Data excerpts
────────

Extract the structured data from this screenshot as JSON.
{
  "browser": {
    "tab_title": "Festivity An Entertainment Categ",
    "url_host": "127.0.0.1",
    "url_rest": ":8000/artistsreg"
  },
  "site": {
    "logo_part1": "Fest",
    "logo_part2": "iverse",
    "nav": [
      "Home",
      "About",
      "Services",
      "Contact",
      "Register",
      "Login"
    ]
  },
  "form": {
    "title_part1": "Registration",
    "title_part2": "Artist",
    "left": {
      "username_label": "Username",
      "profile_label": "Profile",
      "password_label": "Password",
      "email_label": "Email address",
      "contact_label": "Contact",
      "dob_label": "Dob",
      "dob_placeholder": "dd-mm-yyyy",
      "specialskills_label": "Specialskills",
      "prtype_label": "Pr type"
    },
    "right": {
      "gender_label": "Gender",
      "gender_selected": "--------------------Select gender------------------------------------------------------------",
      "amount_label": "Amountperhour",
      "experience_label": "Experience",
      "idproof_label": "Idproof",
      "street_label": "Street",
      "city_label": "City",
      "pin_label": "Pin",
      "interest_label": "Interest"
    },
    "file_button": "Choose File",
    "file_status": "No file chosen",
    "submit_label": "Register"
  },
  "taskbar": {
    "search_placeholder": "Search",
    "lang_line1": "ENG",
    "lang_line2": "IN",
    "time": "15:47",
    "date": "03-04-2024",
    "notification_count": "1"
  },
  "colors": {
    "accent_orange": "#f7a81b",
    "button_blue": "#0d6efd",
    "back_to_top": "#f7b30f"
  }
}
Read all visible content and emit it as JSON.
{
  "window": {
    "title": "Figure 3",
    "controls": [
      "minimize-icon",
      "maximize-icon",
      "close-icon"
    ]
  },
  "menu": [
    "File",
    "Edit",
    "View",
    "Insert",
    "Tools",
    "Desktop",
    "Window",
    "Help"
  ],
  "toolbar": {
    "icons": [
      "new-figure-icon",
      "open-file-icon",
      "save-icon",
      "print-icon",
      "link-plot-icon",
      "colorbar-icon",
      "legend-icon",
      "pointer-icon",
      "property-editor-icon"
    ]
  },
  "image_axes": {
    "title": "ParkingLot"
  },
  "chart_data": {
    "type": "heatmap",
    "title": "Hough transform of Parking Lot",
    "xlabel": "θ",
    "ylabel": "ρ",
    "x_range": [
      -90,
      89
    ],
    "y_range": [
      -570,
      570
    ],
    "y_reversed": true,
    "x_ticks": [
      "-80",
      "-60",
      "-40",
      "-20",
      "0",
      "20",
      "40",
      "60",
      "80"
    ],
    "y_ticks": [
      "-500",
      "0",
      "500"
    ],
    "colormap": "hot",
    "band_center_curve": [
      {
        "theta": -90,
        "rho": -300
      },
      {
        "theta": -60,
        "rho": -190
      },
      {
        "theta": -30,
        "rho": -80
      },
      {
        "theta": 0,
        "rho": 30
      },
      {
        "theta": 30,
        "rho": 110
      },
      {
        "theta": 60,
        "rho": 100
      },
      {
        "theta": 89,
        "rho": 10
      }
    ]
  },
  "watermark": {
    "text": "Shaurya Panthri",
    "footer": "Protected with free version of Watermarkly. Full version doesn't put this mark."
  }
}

────────

- [REQUIREMENTS]
Where does the word "theta" appear in the listing? List each line that holds it.

- [TASK RESPONSE]
        "theta": -90,
        "theta": -60,
        "theta": -30,
        "theta": 0,
        "theta": 30,
        "theta": 60,
        "theta": 89,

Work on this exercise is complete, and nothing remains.